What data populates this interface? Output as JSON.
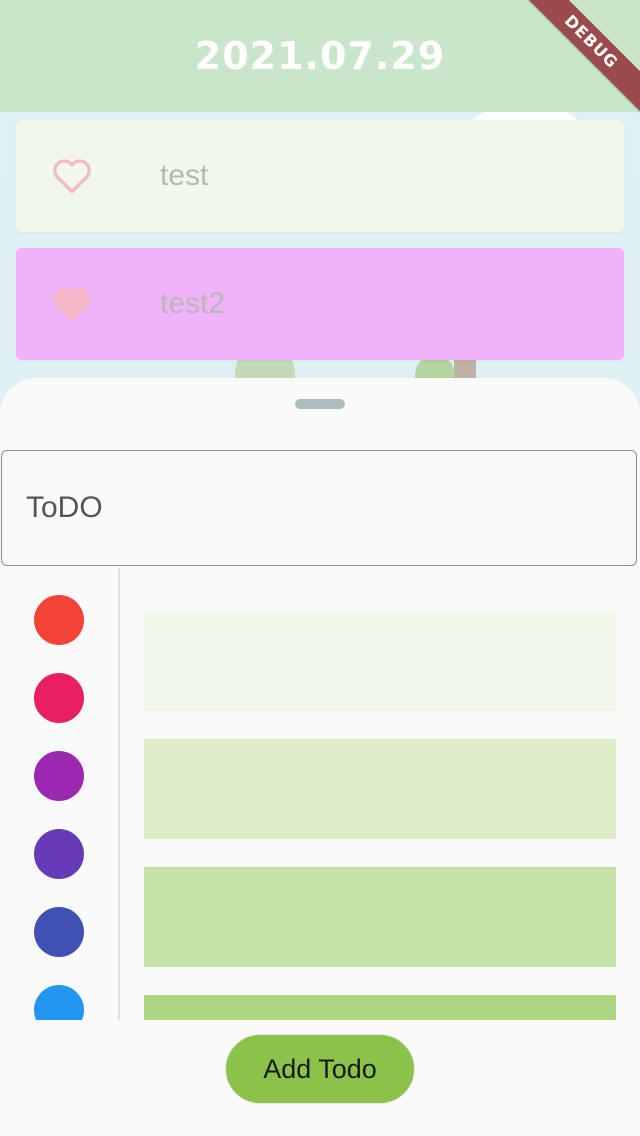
{
  "appbar": {
    "title": "2021.07.29",
    "banner": "DEBUG"
  },
  "todos": [
    {
      "label": "test",
      "favorite": false,
      "color": "#f1f8e9"
    },
    {
      "label": "test2",
      "favorite": true,
      "color": "#f0b2fa"
    }
  ],
  "sheet": {
    "input": {
      "value": "ToDO",
      "placeholder": ""
    },
    "palette": [
      {
        "name": "red",
        "color": "#f44336"
      },
      {
        "name": "pink",
        "color": "#e91e63"
      },
      {
        "name": "purple",
        "color": "#9c27b0"
      },
      {
        "name": "deep-purple",
        "color": "#673ab7"
      },
      {
        "name": "indigo",
        "color": "#3f51b5"
      },
      {
        "name": "blue",
        "color": "#2196f3"
      }
    ],
    "shades": [
      {
        "color": "#f1f8e9"
      },
      {
        "color": "#dcedc8"
      },
      {
        "color": "#c5e1a5"
      },
      {
        "color": "#aed581"
      }
    ],
    "add_label": "Add Todo"
  },
  "colors": {
    "appbar": "#c9e6ca",
    "heart": "#f6b7c7",
    "accent": "#8bc34a"
  }
}
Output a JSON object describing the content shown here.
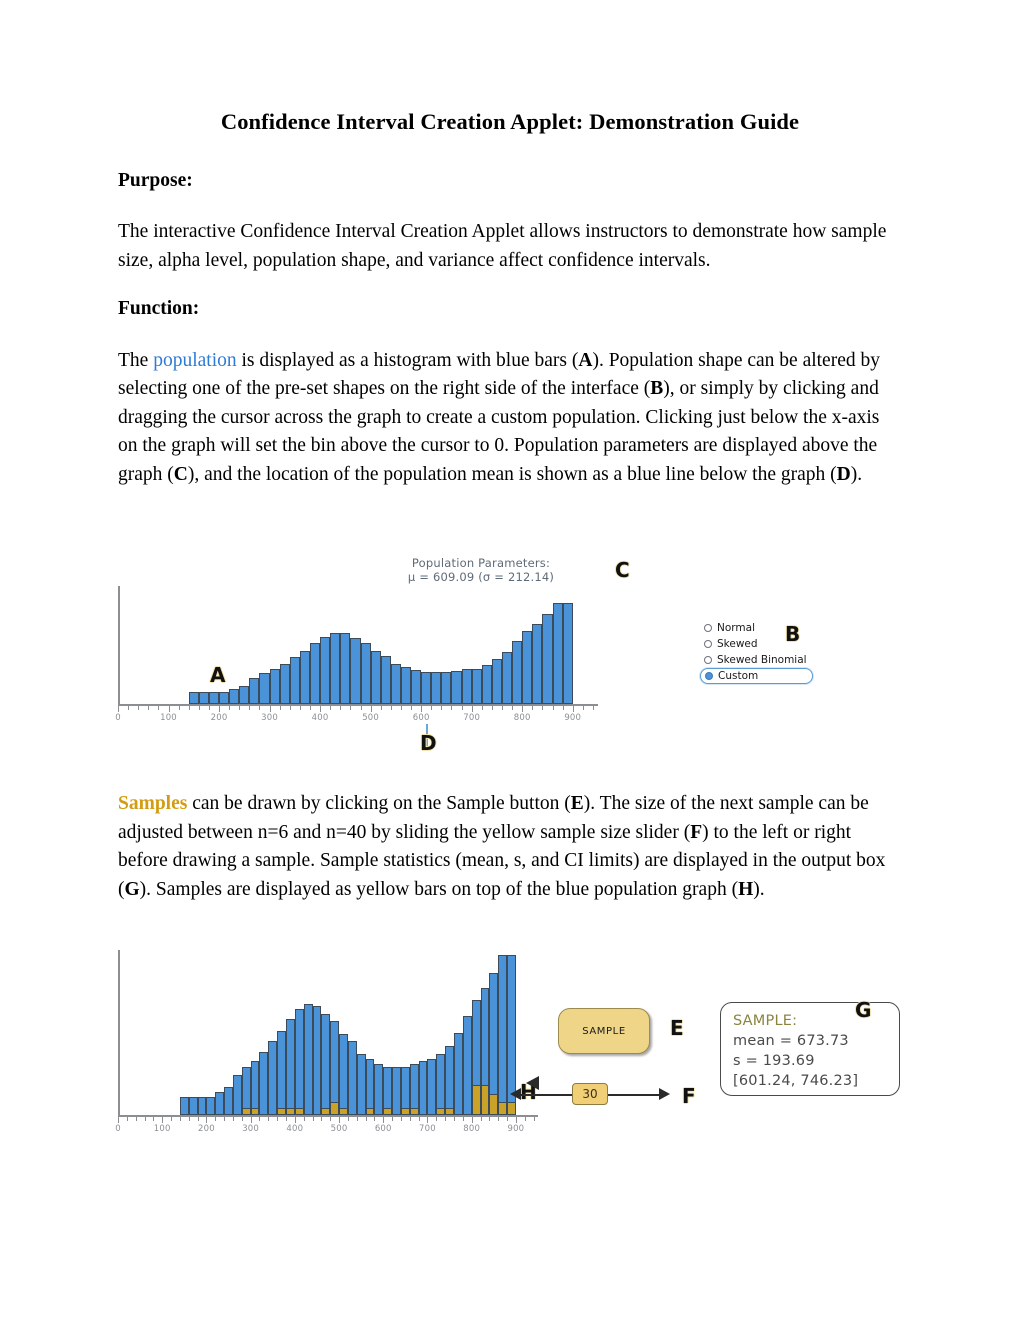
{
  "document": {
    "title": "Confidence Interval Creation Applet: Demonstration Guide",
    "sections": [
      {
        "heading": "Purpose:",
        "paragraph": "The interactive Confidence Interval Creation Applet allows instructors to demonstrate how sample size, alpha level, population shape, and variance affect confidence intervals."
      },
      {
        "heading": "Function:",
        "paragraph_parts": {
          "p1": "The ",
          "kw": "population",
          "p2": " is displayed as a histogram with blue bars (",
          "a": "A",
          "p3": "). Population shape can be altered by selecting one of the pre-set shapes on the right side of the interface (",
          "b": "B",
          "p4": "), or simply by clicking and dragging the cursor across the graph to create a custom population. Clicking just below the x-axis on the graph will set the bin above the cursor to 0. Population parameters are displayed above the graph (",
          "c": "C",
          "p5": "), and the location of the population mean is shown as a blue line below the graph (",
          "d": "D",
          "p6": ")."
        }
      }
    ],
    "samples_paragraph": {
      "kw": "Samples",
      "p1": " can be drawn by clicking on the Sample button (",
      "e": "E",
      "p2": "). The size of the next sample can be adjusted between n=6 and n=40 by sliding the yellow sample size slider (",
      "f": "F",
      "p3": ") to the left or right before drawing a sample. Sample statistics (mean, s, and CI limits) are displayed in the output box (",
      "g": "G",
      "p4": "). Samples are displayed as yellow bars on top of the blue population graph (",
      "h": "H",
      "p5": ")."
    }
  },
  "figure1": {
    "labels": {
      "population_parameters_title": "Population Parameters:",
      "population_parameters_values": "μ = 609.09 (σ = 212.14)",
      "marker_a": "A",
      "marker_b": "B",
      "marker_c": "C",
      "marker_d": "D"
    },
    "shape_options": [
      {
        "label": "Normal",
        "selected": false
      },
      {
        "label": "Skewed",
        "selected": false
      },
      {
        "label": "Skewed Binomial",
        "selected": false
      },
      {
        "label": "Custom",
        "selected": true
      }
    ]
  },
  "figure2": {
    "labels": {
      "marker_e": "E",
      "marker_f": "F",
      "marker_g": "G",
      "marker_h": "H"
    },
    "sample_button_label": "SAMPLE",
    "sample_size_value": "30",
    "output_box": {
      "title": "SAMPLE:",
      "mean": "mean = 673.73",
      "s": "s = 193.69",
      "ci": "[601.24, 746.23]"
    }
  },
  "colors": {
    "population_bar": "#4a93d9",
    "sample_bar": "#c9a227",
    "bar_outline": "#3c4b5a",
    "mean_line": "#6ba6dc",
    "axis": "#8b8f94",
    "tick_label": "#8b8f94",
    "param_text": "#5f6b78",
    "keyword_blue": "#2e7bd6",
    "keyword_gold": "#d39c12",
    "sample_button": "#eed588",
    "slider_thumb": "#f1cf76",
    "radio_selected": "#4a93d9"
  },
  "chart_data": [
    {
      "type": "bar",
      "id": "population-histogram",
      "title": "Population Parameters: μ = 609.09 (σ = 212.14)",
      "xlabel": "",
      "ylabel": "",
      "xlim": [
        0,
        950
      ],
      "ylim": [
        0,
        100
      ],
      "grid": false,
      "legend": null,
      "bin_width": 20,
      "annotations": [
        {
          "text": "A",
          "x": 250
        },
        {
          "text": "C",
          "x": 640
        },
        {
          "text": "D",
          "x": 609.09,
          "note": "population mean line below axis"
        }
      ],
      "tick_labels": [
        "0",
        "100",
        "200",
        "300",
        "400",
        "500",
        "600",
        "700",
        "800",
        "900"
      ],
      "tick_values": [
        0,
        100,
        200,
        300,
        400,
        500,
        600,
        700,
        800,
        900
      ],
      "x": [
        150,
        170,
        190,
        210,
        230,
        250,
        270,
        290,
        310,
        330,
        350,
        370,
        390,
        410,
        430,
        450,
        470,
        490,
        510,
        530,
        550,
        570,
        590,
        610,
        630,
        650,
        670,
        690,
        710,
        730,
        750,
        770,
        790,
        810,
        830,
        850,
        870,
        890
      ],
      "values": [
        10,
        10,
        10,
        10,
        13,
        15,
        22,
        26,
        30,
        34,
        40,
        45,
        52,
        57,
        60,
        60,
        56,
        52,
        45,
        41,
        34,
        31,
        29,
        27,
        27,
        27,
        28,
        30,
        30,
        33,
        38,
        44,
        53,
        62,
        68,
        76,
        86,
        86
      ]
    },
    {
      "type": "bar",
      "id": "population-with-sample-histogram",
      "title": "",
      "xlabel": "",
      "ylabel": "",
      "xlim": [
        0,
        950
      ],
      "ylim": [
        0,
        100
      ],
      "grid": false,
      "legend": [
        "population",
        "sample"
      ],
      "bin_width": 20,
      "annotations": [
        {
          "text": "H",
          "x": 910,
          "note": "points to yellow sample bars"
        }
      ],
      "tick_labels": [
        "0",
        "100",
        "200",
        "300",
        "400",
        "500",
        "600",
        "700",
        "800",
        "900"
      ],
      "tick_values": [
        0,
        100,
        200,
        300,
        400,
        500,
        600,
        700,
        800,
        900
      ],
      "x": [
        150,
        170,
        190,
        210,
        230,
        250,
        270,
        290,
        310,
        330,
        350,
        370,
        390,
        410,
        430,
        450,
        470,
        490,
        510,
        530,
        550,
        570,
        590,
        610,
        630,
        650,
        670,
        690,
        710,
        730,
        750,
        770,
        790,
        810,
        830,
        850,
        870,
        890
      ],
      "series": [
        {
          "name": "population",
          "values": [
            11,
            11,
            11,
            11,
            14,
            17,
            24,
            29,
            33,
            38,
            45,
            51,
            58,
            64,
            67,
            66,
            61,
            57,
            49,
            45,
            37,
            34,
            31,
            29,
            29,
            29,
            31,
            33,
            34,
            37,
            42,
            50,
            60,
            70,
            77,
            86,
            97,
            97
          ]
        },
        {
          "name": "sample",
          "values": [
            0,
            0,
            0,
            0,
            0,
            0,
            0,
            4,
            4,
            0,
            0,
            4,
            4,
            4,
            0,
            0,
            4,
            8,
            4,
            0,
            0,
            4,
            0,
            4,
            0,
            4,
            4,
            0,
            0,
            4,
            4,
            0,
            0,
            18,
            18,
            13,
            8,
            8
          ]
        }
      ]
    }
  ]
}
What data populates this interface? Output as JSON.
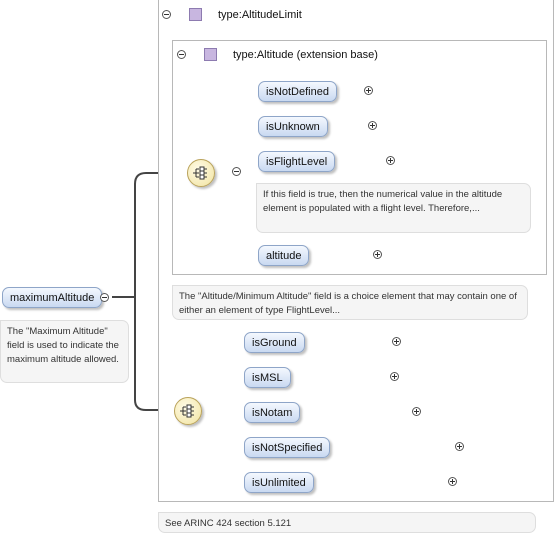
{
  "root": {
    "name": "maximumAltitude",
    "note": "The \"Maximum Altitude\" field is used to indicate the maximum altitude allowed."
  },
  "type_box": {
    "title": "type:AltitudeLimit"
  },
  "ext_box": {
    "title": "type:Altitude (extension base)",
    "elements": [
      "isNotDefined",
      "isUnknown",
      "isFlightLevel",
      "altitude"
    ],
    "flight_level_note": "If this field is true, then the numerical value in the altitude element is populated with a flight level. Therefore,..."
  },
  "choice_note": "The \"Altitude/Minimum Altitude\" field is a choice element that may contain one of either an element of type FlightLevel...",
  "choice2_elements": [
    "isGround",
    "isMSL",
    "isNotam",
    "isNotSpecified",
    "isUnlimited"
  ],
  "footer_note": "See ARINC 424 section 5.121"
}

_ _ _ _ _

* Request: Gather, from the listing above, every line carrying the word "displayed".

* Solution for this problem:
          "p2": " is displayed as a histogram with blue bars (",
          "p4": "), or simply by clicking and dragging the cursor across the graph to create a custom population. Clicking just below the x-axis on the graph will set the bin above the cursor to 0. Population parameters are displayed above the graph (",
      "p3": ") to the left or right before drawing a sample. Sample statistics (mean, s, and CI limits) are displayed in the output box (",
      "p4": "). Samples are displayed as yellow bars on top of the blue population graph (",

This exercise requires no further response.